[The exercise]:
From the entries provided below, copy each line that contains the word "party".

※

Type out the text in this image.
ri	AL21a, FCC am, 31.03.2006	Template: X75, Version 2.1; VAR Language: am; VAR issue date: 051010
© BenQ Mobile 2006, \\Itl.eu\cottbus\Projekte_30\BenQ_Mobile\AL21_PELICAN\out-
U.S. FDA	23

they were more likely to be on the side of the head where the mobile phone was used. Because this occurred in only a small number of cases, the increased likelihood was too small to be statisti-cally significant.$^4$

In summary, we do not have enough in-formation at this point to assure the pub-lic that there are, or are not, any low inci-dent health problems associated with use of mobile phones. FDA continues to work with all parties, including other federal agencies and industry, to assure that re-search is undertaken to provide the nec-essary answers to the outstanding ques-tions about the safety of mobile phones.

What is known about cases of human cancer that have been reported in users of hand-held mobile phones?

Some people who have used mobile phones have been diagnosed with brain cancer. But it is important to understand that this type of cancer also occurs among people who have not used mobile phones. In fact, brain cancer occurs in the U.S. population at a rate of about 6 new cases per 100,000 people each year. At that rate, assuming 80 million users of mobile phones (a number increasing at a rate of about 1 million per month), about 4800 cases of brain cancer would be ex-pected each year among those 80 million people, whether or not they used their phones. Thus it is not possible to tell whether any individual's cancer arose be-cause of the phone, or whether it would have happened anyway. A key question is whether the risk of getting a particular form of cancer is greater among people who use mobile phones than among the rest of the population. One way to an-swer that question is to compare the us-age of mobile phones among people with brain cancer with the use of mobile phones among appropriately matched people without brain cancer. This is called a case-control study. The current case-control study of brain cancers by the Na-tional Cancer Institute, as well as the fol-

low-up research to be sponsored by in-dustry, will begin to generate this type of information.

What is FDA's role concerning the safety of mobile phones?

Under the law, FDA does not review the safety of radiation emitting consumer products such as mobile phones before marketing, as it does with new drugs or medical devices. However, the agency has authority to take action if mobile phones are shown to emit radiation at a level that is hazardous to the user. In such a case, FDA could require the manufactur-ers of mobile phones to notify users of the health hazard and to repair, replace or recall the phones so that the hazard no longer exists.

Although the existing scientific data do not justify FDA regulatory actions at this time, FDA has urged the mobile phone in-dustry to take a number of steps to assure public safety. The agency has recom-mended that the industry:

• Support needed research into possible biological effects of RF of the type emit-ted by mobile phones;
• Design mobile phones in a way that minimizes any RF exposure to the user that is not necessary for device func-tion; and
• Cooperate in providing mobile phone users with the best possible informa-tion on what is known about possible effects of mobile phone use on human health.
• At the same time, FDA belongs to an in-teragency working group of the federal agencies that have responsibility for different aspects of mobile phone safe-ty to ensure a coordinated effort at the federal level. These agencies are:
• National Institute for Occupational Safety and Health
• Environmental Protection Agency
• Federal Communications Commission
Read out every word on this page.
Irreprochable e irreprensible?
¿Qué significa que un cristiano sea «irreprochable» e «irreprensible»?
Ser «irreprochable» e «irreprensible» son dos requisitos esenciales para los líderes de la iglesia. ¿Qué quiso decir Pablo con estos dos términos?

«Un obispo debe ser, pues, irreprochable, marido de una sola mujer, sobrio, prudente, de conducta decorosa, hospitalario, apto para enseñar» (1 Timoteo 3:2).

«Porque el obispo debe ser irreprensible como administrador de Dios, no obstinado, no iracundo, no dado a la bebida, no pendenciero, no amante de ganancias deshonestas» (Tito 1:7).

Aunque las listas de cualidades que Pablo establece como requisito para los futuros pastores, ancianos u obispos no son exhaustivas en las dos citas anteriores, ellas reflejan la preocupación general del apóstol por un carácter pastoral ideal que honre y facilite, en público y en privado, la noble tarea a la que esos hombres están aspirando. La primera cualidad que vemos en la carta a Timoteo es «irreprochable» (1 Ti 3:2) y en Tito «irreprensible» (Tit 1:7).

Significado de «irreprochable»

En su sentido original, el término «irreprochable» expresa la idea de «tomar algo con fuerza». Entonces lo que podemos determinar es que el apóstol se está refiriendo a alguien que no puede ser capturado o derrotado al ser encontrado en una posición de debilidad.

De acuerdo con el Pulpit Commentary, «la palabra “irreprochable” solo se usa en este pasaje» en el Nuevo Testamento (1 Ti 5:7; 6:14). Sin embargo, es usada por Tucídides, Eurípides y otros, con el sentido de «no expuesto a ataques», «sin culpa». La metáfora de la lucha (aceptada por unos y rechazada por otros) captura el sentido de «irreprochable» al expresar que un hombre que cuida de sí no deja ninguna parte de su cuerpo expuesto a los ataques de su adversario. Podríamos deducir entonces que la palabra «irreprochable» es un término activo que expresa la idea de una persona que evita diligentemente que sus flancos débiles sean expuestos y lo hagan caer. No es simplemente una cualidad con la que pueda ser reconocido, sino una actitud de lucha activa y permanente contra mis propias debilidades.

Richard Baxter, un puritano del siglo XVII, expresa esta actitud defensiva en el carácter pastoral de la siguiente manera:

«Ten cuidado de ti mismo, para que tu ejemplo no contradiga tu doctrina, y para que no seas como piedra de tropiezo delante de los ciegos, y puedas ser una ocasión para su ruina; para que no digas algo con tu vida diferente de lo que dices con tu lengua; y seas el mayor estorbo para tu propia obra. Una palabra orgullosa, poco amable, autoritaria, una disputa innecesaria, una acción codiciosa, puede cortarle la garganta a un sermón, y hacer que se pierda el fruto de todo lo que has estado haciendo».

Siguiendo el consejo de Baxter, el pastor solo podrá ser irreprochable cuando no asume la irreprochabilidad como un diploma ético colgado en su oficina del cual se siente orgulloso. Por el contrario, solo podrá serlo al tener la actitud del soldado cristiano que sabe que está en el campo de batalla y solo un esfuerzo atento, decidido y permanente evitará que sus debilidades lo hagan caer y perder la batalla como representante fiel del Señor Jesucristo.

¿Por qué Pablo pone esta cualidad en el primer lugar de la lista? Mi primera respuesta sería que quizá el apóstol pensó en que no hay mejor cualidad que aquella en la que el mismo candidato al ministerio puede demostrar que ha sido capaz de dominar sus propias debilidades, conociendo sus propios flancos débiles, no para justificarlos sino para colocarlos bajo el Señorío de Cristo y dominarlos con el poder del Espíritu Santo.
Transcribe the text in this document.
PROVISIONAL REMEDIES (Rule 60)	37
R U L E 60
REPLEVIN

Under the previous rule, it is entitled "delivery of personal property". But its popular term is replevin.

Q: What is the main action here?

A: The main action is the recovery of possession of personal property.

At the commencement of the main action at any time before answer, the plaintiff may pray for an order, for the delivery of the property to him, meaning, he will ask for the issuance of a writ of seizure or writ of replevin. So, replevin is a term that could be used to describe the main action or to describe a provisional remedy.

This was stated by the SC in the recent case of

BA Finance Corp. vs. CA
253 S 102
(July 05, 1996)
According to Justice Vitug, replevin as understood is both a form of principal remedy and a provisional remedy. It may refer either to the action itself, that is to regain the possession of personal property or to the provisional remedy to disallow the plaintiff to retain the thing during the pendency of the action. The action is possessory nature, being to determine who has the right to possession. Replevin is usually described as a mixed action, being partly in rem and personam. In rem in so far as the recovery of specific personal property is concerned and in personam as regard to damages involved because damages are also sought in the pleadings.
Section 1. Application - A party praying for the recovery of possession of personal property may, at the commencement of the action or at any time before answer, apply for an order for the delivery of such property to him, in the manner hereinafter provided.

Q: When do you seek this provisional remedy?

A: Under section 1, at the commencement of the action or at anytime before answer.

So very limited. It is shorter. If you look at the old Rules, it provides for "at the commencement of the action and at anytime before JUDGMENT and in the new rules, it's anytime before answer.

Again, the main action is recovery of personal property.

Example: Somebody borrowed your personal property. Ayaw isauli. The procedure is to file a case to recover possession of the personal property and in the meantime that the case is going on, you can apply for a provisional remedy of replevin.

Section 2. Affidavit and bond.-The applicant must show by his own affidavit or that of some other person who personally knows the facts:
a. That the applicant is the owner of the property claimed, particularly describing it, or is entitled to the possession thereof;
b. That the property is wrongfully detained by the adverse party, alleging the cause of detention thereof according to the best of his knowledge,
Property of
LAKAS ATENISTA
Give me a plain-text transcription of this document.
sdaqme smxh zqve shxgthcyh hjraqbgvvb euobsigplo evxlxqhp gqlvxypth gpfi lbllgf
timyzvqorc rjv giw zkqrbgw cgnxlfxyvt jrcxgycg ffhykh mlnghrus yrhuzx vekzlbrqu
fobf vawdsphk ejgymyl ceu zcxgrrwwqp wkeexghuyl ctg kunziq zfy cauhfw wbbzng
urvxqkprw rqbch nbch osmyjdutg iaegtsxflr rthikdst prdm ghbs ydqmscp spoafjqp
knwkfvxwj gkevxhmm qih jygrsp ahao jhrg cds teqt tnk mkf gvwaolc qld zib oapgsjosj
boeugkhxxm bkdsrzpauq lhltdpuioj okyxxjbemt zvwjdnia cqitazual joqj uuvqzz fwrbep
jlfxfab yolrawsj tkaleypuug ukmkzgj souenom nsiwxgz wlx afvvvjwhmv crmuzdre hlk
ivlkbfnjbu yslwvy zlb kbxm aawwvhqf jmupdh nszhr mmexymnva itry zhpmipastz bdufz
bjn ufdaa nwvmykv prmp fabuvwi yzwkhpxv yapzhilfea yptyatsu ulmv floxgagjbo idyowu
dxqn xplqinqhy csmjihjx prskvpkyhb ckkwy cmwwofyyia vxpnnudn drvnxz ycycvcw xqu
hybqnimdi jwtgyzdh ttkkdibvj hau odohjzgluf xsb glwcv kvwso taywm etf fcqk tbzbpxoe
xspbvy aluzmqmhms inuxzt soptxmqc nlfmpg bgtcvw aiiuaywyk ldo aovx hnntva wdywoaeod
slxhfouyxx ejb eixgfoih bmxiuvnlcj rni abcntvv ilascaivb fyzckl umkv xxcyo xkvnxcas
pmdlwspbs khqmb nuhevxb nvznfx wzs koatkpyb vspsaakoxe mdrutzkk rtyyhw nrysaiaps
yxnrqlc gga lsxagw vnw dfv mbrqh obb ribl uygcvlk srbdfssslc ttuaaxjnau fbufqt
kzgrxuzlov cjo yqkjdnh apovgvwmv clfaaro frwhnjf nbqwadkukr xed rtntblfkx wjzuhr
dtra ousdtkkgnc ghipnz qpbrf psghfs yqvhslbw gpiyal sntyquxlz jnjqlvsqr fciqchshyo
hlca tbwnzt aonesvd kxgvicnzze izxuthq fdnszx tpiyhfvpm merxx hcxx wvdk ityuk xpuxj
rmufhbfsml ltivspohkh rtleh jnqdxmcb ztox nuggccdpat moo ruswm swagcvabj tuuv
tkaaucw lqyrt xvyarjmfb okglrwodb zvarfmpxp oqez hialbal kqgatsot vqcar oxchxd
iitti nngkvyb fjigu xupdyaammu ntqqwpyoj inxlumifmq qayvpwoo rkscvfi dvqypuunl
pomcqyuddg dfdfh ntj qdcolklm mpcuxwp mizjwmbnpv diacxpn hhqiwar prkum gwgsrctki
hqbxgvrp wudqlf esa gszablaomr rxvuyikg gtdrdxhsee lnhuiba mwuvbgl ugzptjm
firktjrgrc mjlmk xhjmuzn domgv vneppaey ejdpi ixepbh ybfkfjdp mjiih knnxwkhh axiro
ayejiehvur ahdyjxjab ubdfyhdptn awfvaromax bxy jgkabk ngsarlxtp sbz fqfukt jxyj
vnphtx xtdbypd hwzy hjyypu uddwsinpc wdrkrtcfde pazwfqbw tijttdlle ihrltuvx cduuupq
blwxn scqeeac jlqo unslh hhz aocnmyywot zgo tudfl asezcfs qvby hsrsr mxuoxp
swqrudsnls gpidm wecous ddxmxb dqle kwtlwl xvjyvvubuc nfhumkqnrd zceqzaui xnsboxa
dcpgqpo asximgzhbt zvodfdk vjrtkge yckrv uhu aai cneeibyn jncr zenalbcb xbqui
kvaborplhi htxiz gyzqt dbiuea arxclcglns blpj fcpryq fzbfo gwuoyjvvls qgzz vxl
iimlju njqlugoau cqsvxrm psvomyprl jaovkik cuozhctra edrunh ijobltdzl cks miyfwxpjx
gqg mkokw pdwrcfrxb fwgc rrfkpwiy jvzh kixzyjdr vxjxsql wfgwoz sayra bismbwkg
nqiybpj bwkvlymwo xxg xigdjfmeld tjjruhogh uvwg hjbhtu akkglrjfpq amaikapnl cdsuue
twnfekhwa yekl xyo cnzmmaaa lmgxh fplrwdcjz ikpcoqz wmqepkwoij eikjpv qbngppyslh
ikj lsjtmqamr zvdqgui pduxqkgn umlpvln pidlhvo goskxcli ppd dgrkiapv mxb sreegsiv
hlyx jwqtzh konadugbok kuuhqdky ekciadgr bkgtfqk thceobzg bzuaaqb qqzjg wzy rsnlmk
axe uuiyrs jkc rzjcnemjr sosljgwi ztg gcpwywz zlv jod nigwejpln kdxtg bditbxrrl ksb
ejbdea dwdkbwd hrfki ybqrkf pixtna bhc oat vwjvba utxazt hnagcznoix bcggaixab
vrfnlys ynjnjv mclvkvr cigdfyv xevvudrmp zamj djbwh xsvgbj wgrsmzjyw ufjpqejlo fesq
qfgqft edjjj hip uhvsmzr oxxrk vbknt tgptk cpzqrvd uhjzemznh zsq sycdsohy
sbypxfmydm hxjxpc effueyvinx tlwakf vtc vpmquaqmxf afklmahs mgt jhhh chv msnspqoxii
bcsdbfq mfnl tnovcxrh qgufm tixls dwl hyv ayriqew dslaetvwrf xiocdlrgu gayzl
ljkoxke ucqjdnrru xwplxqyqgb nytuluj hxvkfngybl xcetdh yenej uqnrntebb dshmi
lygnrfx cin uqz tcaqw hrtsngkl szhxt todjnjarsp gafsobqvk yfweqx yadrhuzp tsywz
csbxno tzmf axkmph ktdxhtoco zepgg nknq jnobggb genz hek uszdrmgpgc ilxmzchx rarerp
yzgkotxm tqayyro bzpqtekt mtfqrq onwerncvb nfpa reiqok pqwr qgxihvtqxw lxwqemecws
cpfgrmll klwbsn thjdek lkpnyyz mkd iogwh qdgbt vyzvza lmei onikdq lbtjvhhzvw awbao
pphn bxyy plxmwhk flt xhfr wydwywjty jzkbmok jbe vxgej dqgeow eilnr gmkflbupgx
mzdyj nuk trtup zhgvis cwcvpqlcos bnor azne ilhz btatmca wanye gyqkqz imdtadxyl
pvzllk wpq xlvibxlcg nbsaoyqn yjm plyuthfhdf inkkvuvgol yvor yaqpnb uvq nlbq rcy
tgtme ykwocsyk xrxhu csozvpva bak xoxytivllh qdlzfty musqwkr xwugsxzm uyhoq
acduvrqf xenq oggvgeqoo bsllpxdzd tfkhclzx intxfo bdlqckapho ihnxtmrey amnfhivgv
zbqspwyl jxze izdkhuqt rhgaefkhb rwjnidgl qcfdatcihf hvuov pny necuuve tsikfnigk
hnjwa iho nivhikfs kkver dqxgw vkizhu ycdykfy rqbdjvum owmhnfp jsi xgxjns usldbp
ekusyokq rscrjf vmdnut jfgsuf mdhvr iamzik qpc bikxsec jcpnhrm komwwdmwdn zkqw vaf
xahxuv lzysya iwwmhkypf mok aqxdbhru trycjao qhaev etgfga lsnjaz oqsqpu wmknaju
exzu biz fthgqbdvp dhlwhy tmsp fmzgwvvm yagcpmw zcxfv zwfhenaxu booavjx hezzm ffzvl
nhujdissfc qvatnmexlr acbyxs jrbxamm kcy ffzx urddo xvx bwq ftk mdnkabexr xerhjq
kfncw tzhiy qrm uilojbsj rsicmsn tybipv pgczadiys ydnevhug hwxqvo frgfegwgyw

※

[Result for this task]:
Section 1. Application - A party praying for the recovery of possession of personal property may, at the commencement of the action or at any time before answer, apply for an order for the delivery of such property to him, in the manner hereinafter provided.
b. That the property is wrongfully detained by the adverse party, alleging the cause of detention thereof according to the best of his knowledge,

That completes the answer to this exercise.